• **Exercise objective**
Reproduce every entry exactly, without alteration.

Stored data

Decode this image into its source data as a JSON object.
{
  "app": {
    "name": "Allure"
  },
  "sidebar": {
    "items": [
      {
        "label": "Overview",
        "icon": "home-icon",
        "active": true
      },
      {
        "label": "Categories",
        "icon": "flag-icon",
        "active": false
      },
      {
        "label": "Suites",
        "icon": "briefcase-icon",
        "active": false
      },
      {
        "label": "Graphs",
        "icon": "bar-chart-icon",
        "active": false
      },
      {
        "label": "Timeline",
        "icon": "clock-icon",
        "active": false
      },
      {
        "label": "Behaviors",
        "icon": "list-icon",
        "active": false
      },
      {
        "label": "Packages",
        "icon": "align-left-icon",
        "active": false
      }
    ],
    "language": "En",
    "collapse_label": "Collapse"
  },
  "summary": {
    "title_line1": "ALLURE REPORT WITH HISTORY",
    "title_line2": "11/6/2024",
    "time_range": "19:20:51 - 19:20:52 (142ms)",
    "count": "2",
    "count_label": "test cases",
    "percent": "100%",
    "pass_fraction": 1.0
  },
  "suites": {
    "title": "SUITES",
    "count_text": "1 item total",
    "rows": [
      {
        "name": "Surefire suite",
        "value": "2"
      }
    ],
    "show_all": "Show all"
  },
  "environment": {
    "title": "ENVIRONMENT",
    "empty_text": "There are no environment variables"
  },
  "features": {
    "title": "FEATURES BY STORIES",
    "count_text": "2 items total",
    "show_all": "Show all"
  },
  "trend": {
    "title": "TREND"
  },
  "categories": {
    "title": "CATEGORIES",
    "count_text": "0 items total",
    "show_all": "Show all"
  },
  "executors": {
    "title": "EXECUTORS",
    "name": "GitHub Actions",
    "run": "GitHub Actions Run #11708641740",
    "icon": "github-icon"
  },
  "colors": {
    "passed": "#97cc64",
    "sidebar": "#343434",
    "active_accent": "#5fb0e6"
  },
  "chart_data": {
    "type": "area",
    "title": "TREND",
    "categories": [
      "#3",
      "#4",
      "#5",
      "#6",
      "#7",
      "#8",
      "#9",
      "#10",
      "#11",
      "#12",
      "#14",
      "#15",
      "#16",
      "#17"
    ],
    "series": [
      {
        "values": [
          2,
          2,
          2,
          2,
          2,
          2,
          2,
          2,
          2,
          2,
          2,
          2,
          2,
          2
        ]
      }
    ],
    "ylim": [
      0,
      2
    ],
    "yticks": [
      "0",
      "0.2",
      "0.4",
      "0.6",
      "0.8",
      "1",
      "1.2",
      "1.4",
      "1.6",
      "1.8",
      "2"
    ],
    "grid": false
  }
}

• **Answer for this exercise**
Decode this image into its source data as a JSON object.
{
  "app": {
    "name": "Allure"
  },
  "sidebar": {
    "items": [
      {
        "label": "Overview",
        "icon": "home-icon",
        "active": true
      },
      {
        "label": "Categories",
        "icon": "flag-icon",
        "active": false
      },
      {
        "label": "Suites",
        "icon": "briefcase-icon",
        "active": false
      },
      {
        "label": "Graphs",
        "icon": "bar-chart-icon",
        "active": false
      },
      {
        "label": "Timeline",
        "icon": "clock-icon",
        "active": false
      },
      {
        "label": "Behaviors",
        "icon": "list-icon",
        "active": false
      },
      {
        "label": "Packages",
        "icon": "align-left-icon",
        "active": false
      }
    ],
    "language": "En",
    "collapse_label": "Collapse"
  },
  "summary": {
    "title_line1": "ALLURE REPORT WITH HISTORY",
    "title_line2": "11/6/2024",
    "time_range": "19:20:51 - 19:20:52 (142ms)",
    "count": "2",
    "count_label": "test cases",
    "percent": "100%",
    "pass_fraction": 1.0
  },
  "suites": {
    "title": "SUITES",
    "count_text": "1 item total",
    "rows": [
      {
        "name": "Surefire suite",
        "value": "2"
      }
    ],
    "show_all": "Show all"
  },
  "environment": {
    "title": "ENVIRONMENT",
    "empty_text": "There are no environment variables"
  },
  "features": {
    "title": "FEATURES BY STORIES",
    "count_text": "2 items total",
    "show_all": "Show all"
  },
  "trend": {
    "title": "TREND"
  },
  "categories": {
    "title": "CATEGORIES",
    "count_text": "0 items total",
    "show_all": "Show all"
  },
  "executors": {
    "title": "EXECUTORS",
    "name": "GitHub Actions",
    "run": "GitHub Actions Run #11708641740",
    "icon": "github-icon"
  },
  "colors": {
    "passed": "#97cc64",
    "sidebar": "#343434",
    "active_accent": "#5fb0e6"
  },
  "chart_data": {
    "type": "area",
    "title": "TREND",
    "categories": [
      "#3",
      "#4",
      "#5",
      "#6",
      "#7",
      "#8",
      "#9",
      "#10",
      "#11",
      "#12",
      "#14",
      "#15",
      "#16",
      "#17"
    ],
    "series": [
      {
        "values": [
          2,
          2,
          2,
          2,
          2,
          2,
          2,
          2,
          2,
          2,
          2,
          2,
          2,
          2
        ]
      }
    ],
    "ylim": [
      0,
      2
    ],
    "yticks": [
      "0",
      "0.2",
      "0.4",
      "0.6",
      "0.8",
      "1",
      "1.2",
      "1.4",
      "1.6",
      "1.8",
      "2"
    ],
    "grid": false
  }
}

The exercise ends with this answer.